**Your instructions**
Copy the records below exactly as they are written.
■ ■ ■ ■
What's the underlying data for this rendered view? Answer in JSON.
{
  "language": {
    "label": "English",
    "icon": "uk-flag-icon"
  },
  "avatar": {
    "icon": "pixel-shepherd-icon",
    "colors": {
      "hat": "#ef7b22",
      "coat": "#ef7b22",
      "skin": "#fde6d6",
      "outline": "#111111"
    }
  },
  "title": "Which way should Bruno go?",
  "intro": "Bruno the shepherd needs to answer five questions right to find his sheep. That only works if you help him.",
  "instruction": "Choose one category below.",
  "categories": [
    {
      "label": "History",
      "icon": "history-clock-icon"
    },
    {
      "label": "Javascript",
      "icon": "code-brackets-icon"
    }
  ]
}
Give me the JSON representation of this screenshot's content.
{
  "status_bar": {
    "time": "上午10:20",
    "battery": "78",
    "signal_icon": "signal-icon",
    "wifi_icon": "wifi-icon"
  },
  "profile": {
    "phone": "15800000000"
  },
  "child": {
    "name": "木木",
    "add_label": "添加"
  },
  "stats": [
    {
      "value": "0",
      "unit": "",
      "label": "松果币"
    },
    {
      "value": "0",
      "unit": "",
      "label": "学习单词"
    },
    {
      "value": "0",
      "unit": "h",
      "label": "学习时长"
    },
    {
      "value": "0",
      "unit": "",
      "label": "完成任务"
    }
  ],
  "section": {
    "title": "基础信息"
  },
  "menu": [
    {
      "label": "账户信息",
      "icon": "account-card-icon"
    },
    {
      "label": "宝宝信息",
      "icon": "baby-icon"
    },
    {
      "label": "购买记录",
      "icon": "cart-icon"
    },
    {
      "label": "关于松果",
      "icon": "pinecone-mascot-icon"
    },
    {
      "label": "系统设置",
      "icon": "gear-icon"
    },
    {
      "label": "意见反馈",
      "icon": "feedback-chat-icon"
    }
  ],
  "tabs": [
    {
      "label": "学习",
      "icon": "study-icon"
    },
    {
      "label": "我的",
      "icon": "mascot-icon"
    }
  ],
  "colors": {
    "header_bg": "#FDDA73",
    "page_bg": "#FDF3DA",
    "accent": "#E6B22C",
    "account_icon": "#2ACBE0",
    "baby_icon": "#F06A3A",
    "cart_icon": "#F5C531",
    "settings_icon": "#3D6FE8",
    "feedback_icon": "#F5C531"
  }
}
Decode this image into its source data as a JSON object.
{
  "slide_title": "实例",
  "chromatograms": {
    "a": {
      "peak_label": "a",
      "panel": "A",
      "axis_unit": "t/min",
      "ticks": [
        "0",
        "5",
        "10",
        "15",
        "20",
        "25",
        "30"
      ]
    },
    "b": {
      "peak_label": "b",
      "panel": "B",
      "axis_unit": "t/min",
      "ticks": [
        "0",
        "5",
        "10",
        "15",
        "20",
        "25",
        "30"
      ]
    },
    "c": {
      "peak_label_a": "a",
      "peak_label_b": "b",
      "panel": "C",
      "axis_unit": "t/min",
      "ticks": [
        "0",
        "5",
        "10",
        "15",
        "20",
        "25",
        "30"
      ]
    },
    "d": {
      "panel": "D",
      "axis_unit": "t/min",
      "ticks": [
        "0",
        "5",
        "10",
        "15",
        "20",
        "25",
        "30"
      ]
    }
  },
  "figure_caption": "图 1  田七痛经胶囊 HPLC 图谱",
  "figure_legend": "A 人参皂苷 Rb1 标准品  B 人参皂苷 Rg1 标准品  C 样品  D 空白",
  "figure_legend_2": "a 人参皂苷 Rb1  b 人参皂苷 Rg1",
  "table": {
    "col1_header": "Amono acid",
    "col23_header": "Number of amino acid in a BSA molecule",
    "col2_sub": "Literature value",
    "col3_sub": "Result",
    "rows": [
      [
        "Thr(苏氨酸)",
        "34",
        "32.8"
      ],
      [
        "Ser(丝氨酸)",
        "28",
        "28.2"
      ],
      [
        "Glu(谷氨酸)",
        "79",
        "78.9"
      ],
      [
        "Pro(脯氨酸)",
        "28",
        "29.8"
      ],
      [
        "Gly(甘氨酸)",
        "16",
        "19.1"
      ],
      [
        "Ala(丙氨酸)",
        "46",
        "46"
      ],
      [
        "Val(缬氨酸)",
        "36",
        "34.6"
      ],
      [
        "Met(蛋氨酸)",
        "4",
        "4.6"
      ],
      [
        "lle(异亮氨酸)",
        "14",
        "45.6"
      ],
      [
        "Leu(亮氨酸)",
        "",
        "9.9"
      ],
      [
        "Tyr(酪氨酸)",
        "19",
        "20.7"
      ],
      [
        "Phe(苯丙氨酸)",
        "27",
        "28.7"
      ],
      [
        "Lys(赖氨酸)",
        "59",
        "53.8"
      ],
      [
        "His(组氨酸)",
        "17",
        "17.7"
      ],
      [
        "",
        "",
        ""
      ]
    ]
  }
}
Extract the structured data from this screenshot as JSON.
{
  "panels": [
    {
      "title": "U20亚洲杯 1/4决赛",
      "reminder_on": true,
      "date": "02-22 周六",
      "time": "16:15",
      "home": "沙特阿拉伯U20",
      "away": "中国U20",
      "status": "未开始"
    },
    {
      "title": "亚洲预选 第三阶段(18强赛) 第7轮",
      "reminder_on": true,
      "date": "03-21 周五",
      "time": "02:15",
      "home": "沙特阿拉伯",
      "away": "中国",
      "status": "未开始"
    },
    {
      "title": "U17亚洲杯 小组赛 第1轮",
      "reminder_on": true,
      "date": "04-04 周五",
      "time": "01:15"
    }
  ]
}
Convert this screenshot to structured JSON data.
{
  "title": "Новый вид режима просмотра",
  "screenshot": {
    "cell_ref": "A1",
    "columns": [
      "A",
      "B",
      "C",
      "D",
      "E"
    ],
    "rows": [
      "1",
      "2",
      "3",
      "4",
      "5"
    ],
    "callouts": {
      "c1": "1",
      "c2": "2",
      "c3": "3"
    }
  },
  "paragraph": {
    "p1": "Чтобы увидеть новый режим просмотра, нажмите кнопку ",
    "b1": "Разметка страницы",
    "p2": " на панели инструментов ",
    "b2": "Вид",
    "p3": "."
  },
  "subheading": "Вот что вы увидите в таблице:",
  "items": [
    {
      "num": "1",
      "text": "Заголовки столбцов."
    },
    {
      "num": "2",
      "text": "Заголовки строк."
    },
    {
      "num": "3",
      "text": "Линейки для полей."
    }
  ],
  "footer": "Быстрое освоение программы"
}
■ ■ ■ ■
**Solution for this exercise**
What's the underlying data for this rendered view? Answer in JSON.
{
  "language": {
    "label": "English",
    "icon": "uk-flag-icon"
  },
  "avatar": {
    "icon": "pixel-shepherd-icon",
    "colors": {
      "hat": "#ef7b22",
      "coat": "#ef7b22",
      "skin": "#fde6d6",
      "outline": "#111111"
    }
  },
  "title": "Which way should Bruno go?",
  "intro": "Bruno the shepherd needs to answer five questions right to find his sheep. That only works if you help him.",
  "instruction": "Choose one category below.",
  "categories": [
    {
      "label": "History",
      "icon": "history-clock-icon"
    },
    {
      "label": "Javascript",
      "icon": "code-brackets-icon"
    }
  ]
}
Give me the JSON representation of this screenshot's content.
{
  "status_bar": {
    "time": "上午10:20",
    "battery": "78",
    "signal_icon": "signal-icon",
    "wifi_icon": "wifi-icon"
  },
  "profile": {
    "phone": "15800000000"
  },
  "child": {
    "name": "木木",
    "add_label": "添加"
  },
  "stats": [
    {
      "value": "0",
      "unit": "",
      "label": "松果币"
    },
    {
      "value": "0",
      "unit": "",
      "label": "学习单词"
    },
    {
      "value": "0",
      "unit": "h",
      "label": "学习时长"
    },
    {
      "value": "0",
      "unit": "",
      "label": "完成任务"
    }
  ],
  "section": {
    "title": "基础信息"
  },
  "menu": [
    {
      "label": "账户信息",
      "icon": "account-card-icon"
    },
    {
      "label": "宝宝信息",
      "icon": "baby-icon"
    },
    {
      "label": "购买记录",
      "icon": "cart-icon"
    },
    {
      "label": "关于松果",
      "icon": "pinecone-mascot-icon"
    },
    {
      "label": "系统设置",
      "icon": "gear-icon"
    },
    {
      "label": "意见反馈",
      "icon": "feedback-chat-icon"
    }
  ],
  "tabs": [
    {
      "label": "学习",
      "icon": "study-icon"
    },
    {
      "label": "我的",
      "icon": "mascot-icon"
    }
  ],
  "colors": {
    "header_bg": "#FDDA73",
    "page_bg": "#FDF3DA",
    "accent": "#E6B22C",
    "account_icon": "#2ACBE0",
    "baby_icon": "#F06A3A",
    "cart_icon": "#F5C531",
    "settings_icon": "#3D6FE8",
    "feedback_icon": "#F5C531"
  }
}
Decode this image into its source data as a JSON object.
{
  "slide_title": "实例",
  "chromatograms": {
    "a": {
      "peak_label": "a",
      "panel": "A",
      "axis_unit": "t/min",
      "ticks": [
        "0",
        "5",
        "10",
        "15",
        "20",
        "25",
        "30"
      ]
    },
    "b": {
      "peak_label": "b",
      "panel": "B",
      "axis_unit": "t/min",
      "ticks": [
        "0",
        "5",
        "10",
        "15",
        "20",
        "25",
        "30"
      ]
    },
    "c": {
      "peak_label_a": "a",
      "peak_label_b": "b",
      "panel": "C",
      "axis_unit": "t/min",
      "ticks": [
        "0",
        "5",
        "10",
        "15",
        "20",
        "25",
        "30"
      ]
    },
    "d": {
      "panel": "D",
      "axis_unit": "t/min",
      "ticks": [
        "0",
        "5",
        "10",
        "15",
        "20",
        "25",
        "30"
      ]
    }
  },
  "figure_caption": "图 1  田七痛经胶囊 HPLC 图谱",
  "figure_legend": "A 人参皂苷 Rb1 标准品  B 人参皂苷 Rg1 标准品  C 样品  D 空白",
  "figure_legend_2": "a 人参皂苷 Rb1  b 人参皂苷 Rg1",
  "table": {
    "col1_header": "Amono acid",
    "col23_header": "Number of amino acid in a BSA molecule",
    "col2_sub": "Literature value",
    "col3_sub": "Result",
    "rows": [
      [
        "Thr(苏氨酸)",
        "34",
        "32.8"
      ],
      [
        "Ser(丝氨酸)",
        "28",
        "28.2"
      ],
      [
        "Glu(谷氨酸)",
        "79",
        "78.9"
      ],
      [
        "Pro(脯氨酸)",
        "28",
        "29.8"
      ],
      [
        "Gly(甘氨酸)",
        "16",
        "19.1"
      ],
      [
        "Ala(丙氨酸)",
        "46",
        "46"
      ],
      [
        "Val(缬氨酸)",
        "36",
        "34.6"
      ],
      [
        "Met(蛋氨酸)",
        "4",
        "4.6"
      ],
      [
        "lle(异亮氨酸)",
        "14",
        "45.6"
      ],
      [
        "Leu(亮氨酸)",
        "",
        "9.9"
      ],
      [
        "Tyr(酪氨酸)",
        "19",
        "20.7"
      ],
      [
        "Phe(苯丙氨酸)",
        "27",
        "28.7"
      ],
      [
        "Lys(赖氨酸)",
        "59",
        "53.8"
      ],
      [
        "His(组氨酸)",
        "17",
        "17.7"
      ],
      [
        "",
        "",
        ""
      ]
    ]
  }
}
Extract the structured data from this screenshot as JSON.
{
  "panels": [
    {
      "title": "U20亚洲杯 1/4决赛",
      "reminder_on": true,
      "date": "02-22 周六",
      "time": "16:15",
      "home": "沙特阿拉伯U20",
      "away": "中国U20",
      "status": "未开始"
    },
    {
      "title": "亚洲预选 第三阶段(18强赛) 第7轮",
      "reminder_on": true,
      "date": "03-21 周五",
      "time": "02:15",
      "home": "沙特阿拉伯",
      "away": "中国",
      "status": "未开始"
    },
    {
      "title": "U17亚洲杯 小组赛 第1轮",
      "reminder_on": true,
      "date": "04-04 周五",
      "time": "01:15"
    }
  ]
}
Convert this screenshot to structured JSON data.
{
  "title": "Новый вид режима просмотра",
  "screenshot": {
    "cell_ref": "A1",
    "columns": [
      "A",
      "B",
      "C",
      "D",
      "E"
    ],
    "rows": [
      "1",
      "2",
      "3",
      "4",
      "5"
    ],
    "callouts": {
      "c1": "1",
      "c2": "2",
      "c3": "3"
    }
  },
  "paragraph": {
    "p1": "Чтобы увидеть новый режим просмотра, нажмите кнопку ",
    "b1": "Разметка страницы",
    "p2": " на панели инструментов ",
    "b2": "Вид",
    "p3": "."
  },
  "subheading": "Вот что вы увидите в таблице:",
  "items": [
    {
      "num": "1",
      "text": "Заголовки столбцов."
    },
    {
      "num": "2",
      "text": "Заголовки строк."
    },
    {
      "num": "3",
      "text": "Линейки для полей."
    }
  ],
  "footer": "Быстрое освоение программы"
}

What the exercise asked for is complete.